**ENTRIES PROVIDED**.
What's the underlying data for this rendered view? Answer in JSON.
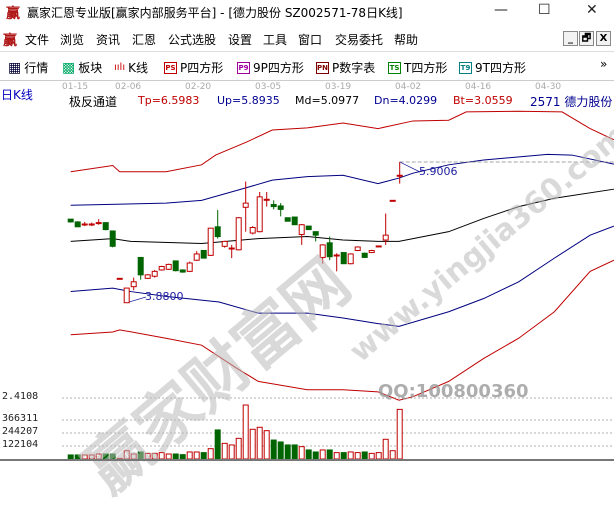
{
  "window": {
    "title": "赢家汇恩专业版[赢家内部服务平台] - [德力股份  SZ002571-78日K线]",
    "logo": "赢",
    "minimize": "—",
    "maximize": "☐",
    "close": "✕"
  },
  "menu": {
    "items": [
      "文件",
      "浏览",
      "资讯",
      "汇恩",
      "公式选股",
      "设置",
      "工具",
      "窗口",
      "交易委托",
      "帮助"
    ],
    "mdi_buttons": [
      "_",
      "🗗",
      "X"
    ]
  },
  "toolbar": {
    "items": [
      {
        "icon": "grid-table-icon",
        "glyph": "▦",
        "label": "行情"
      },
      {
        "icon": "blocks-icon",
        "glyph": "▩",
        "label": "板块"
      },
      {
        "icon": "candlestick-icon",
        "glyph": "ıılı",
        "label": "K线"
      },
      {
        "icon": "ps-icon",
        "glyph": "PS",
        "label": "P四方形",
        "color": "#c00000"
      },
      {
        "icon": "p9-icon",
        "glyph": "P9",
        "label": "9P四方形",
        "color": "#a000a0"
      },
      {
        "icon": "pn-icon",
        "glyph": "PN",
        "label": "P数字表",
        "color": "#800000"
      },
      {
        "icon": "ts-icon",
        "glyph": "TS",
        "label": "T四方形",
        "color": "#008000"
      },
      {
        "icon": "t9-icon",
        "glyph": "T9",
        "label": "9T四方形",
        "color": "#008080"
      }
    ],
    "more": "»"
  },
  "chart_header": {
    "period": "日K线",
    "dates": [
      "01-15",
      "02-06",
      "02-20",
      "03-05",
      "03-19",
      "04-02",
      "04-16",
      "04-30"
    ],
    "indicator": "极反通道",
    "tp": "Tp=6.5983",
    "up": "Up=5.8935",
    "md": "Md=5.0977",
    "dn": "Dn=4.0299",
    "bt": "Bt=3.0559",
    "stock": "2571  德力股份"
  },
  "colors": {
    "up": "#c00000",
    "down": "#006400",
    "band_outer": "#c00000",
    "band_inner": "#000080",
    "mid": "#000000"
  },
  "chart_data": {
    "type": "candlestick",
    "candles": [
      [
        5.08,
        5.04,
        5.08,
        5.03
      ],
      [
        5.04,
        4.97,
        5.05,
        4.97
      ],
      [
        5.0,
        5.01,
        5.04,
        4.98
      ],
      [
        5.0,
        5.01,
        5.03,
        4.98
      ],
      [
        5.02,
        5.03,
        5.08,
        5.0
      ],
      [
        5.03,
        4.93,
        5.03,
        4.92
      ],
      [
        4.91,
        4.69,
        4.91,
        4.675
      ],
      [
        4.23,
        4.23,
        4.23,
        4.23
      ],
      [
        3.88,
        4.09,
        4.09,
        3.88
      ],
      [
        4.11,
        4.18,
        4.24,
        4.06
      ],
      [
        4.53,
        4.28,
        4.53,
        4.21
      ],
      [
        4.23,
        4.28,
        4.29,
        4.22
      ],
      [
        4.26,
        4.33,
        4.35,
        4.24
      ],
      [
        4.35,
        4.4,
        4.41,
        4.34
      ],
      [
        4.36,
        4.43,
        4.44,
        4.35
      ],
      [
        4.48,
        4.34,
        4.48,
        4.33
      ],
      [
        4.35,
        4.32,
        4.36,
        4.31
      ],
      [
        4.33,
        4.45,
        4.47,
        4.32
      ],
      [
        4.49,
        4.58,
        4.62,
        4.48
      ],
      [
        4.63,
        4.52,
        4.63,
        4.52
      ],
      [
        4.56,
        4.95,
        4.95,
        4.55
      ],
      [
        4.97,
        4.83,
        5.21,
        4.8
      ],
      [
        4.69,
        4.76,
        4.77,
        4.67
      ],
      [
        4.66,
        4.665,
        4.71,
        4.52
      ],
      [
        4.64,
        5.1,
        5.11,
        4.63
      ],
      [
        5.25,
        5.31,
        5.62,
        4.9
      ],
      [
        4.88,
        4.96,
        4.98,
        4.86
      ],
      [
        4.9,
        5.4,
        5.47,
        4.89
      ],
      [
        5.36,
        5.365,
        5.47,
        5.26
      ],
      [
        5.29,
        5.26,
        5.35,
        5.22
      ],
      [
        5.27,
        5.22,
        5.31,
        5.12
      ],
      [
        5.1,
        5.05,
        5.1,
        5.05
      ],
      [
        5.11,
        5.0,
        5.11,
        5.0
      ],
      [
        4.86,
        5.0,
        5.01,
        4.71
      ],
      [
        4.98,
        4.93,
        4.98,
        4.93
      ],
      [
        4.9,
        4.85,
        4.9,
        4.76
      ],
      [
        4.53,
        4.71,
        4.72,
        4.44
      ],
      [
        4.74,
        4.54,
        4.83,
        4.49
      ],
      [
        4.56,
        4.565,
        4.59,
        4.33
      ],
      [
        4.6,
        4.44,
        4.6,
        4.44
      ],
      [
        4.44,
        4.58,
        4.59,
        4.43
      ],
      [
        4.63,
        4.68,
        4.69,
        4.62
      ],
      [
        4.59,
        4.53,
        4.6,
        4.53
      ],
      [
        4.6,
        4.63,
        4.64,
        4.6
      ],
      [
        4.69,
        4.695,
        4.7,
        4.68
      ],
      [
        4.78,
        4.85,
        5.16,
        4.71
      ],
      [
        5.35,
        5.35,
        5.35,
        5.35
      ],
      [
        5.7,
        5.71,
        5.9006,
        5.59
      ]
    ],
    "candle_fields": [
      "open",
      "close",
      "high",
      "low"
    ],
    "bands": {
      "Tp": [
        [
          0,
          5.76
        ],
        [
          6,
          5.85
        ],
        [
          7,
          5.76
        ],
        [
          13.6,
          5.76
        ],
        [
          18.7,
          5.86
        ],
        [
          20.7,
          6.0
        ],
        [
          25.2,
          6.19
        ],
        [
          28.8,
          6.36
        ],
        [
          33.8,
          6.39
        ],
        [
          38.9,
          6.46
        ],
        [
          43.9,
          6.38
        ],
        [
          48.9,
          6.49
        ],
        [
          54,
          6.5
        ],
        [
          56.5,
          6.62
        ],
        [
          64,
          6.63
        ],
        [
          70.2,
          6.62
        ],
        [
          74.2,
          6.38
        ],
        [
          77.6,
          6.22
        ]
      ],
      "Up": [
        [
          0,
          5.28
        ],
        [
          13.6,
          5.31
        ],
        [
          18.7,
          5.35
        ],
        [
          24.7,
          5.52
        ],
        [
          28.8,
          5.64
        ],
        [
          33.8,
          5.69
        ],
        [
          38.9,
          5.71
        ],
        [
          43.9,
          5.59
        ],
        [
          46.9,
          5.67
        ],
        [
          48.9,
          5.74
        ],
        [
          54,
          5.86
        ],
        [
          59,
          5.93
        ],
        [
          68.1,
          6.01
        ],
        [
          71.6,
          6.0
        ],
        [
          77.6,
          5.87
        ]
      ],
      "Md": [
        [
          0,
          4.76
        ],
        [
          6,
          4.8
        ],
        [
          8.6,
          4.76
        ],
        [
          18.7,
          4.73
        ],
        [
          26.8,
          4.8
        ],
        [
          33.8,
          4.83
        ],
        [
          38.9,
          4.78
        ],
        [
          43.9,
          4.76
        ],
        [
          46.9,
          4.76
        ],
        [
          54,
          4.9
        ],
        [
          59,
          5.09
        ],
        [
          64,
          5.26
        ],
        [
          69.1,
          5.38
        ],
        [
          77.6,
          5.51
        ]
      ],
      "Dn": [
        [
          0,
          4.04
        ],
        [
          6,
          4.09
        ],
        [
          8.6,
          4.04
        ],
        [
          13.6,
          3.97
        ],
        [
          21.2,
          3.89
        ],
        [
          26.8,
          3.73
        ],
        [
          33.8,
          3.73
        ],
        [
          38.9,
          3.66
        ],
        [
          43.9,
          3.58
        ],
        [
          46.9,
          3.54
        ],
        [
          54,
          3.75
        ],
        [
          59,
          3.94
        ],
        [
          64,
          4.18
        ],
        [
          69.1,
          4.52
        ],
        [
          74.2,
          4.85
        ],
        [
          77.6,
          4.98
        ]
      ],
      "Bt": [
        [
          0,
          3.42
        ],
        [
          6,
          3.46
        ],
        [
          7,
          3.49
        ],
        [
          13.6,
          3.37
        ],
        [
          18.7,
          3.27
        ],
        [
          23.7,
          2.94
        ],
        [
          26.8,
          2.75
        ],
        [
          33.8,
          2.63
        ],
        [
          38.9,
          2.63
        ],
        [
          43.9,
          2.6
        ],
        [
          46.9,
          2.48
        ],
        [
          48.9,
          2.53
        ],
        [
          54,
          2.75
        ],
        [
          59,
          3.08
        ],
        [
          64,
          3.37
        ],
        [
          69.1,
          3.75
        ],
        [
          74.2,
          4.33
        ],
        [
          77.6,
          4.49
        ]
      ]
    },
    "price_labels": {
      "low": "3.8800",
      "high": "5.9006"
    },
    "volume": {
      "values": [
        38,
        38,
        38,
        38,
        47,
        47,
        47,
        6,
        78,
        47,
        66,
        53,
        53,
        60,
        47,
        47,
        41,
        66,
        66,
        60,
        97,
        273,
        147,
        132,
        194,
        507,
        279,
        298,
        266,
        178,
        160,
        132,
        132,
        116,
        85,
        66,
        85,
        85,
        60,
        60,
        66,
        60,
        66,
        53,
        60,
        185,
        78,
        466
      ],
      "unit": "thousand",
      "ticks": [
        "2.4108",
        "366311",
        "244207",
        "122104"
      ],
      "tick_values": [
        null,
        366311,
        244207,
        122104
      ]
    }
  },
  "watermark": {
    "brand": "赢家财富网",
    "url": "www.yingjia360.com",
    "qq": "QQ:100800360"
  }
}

**WHAT IS ASKED**. Copy out each line of the data containing the string "德力股份".

**PROBLEM SOLUTION**.
    "title": "赢家汇恩专业版[赢家内部服务平台] - [德力股份  SZ002571-78日K线]",
    "stock": "2571  德力股份"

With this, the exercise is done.